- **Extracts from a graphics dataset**
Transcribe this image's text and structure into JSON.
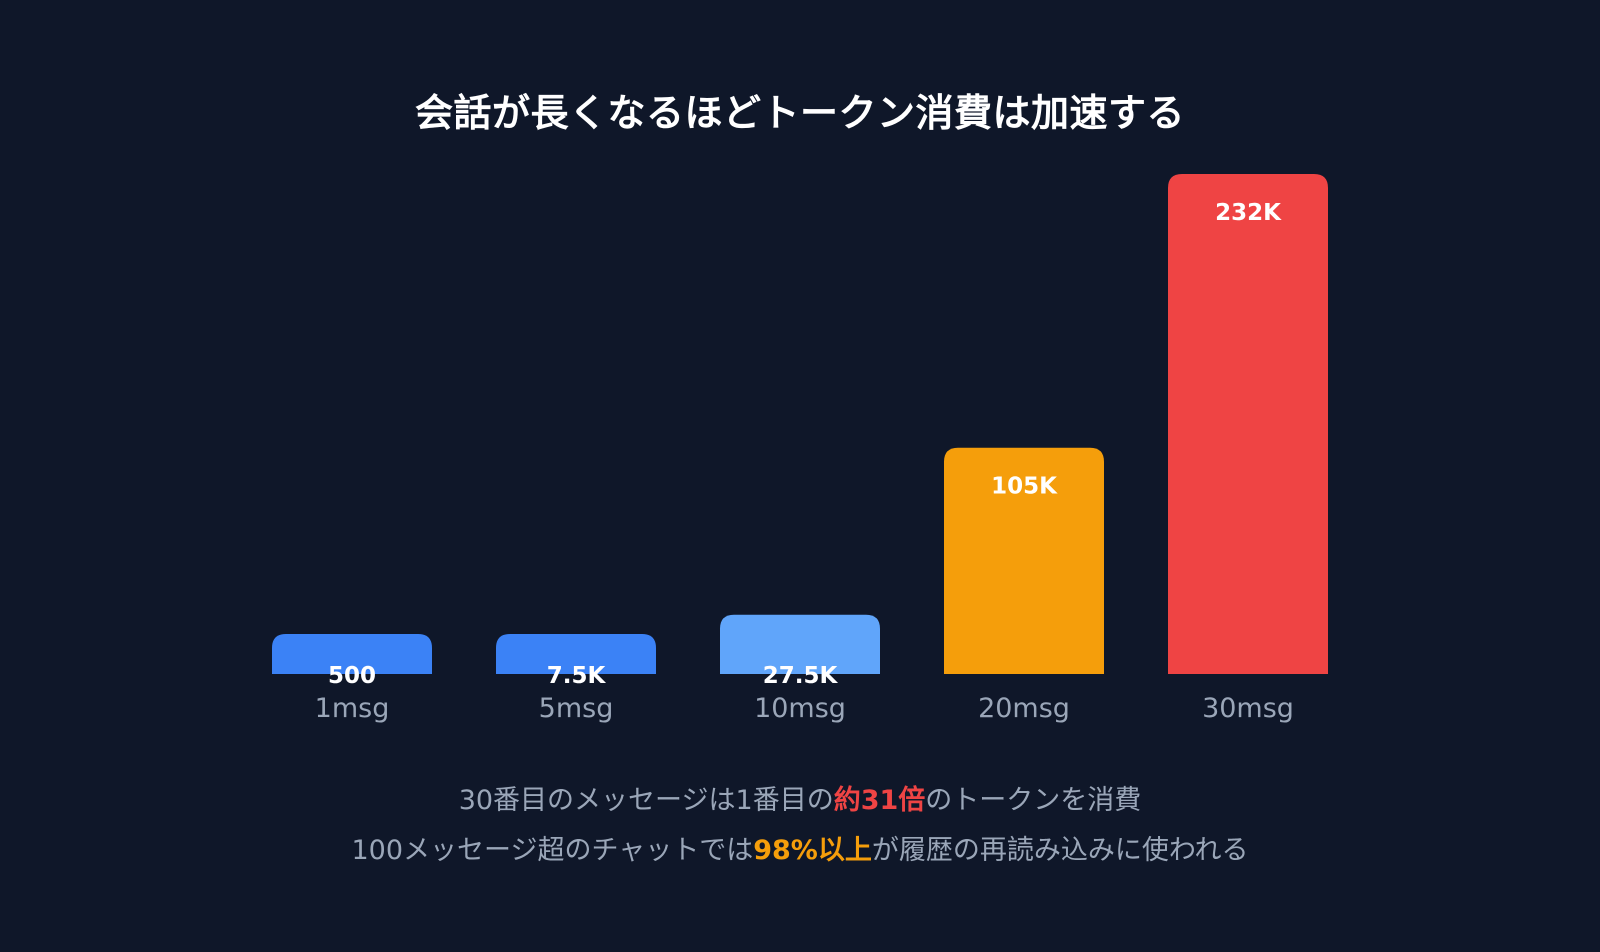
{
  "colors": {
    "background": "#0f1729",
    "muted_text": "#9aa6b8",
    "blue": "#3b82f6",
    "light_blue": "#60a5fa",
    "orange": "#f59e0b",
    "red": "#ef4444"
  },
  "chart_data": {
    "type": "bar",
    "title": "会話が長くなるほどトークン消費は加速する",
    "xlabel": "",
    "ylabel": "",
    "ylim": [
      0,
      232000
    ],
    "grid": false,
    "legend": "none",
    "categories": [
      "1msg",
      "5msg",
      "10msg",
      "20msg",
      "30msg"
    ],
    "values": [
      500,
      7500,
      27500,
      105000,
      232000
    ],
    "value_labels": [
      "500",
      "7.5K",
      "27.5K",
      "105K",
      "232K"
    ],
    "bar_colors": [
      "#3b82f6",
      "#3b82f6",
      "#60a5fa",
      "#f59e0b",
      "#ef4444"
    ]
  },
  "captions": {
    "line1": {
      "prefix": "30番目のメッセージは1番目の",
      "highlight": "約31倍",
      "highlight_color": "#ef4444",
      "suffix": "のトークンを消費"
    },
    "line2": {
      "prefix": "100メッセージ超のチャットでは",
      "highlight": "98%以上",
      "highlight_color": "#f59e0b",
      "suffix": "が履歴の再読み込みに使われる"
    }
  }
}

- **DO THIS**
Report all lines of the data above that include the string "prefix".

- **FINAL ANSWER**
      "prefix": "30番目のメッセージは1番目の",
      "prefix": "100メッセージ超のチャットでは",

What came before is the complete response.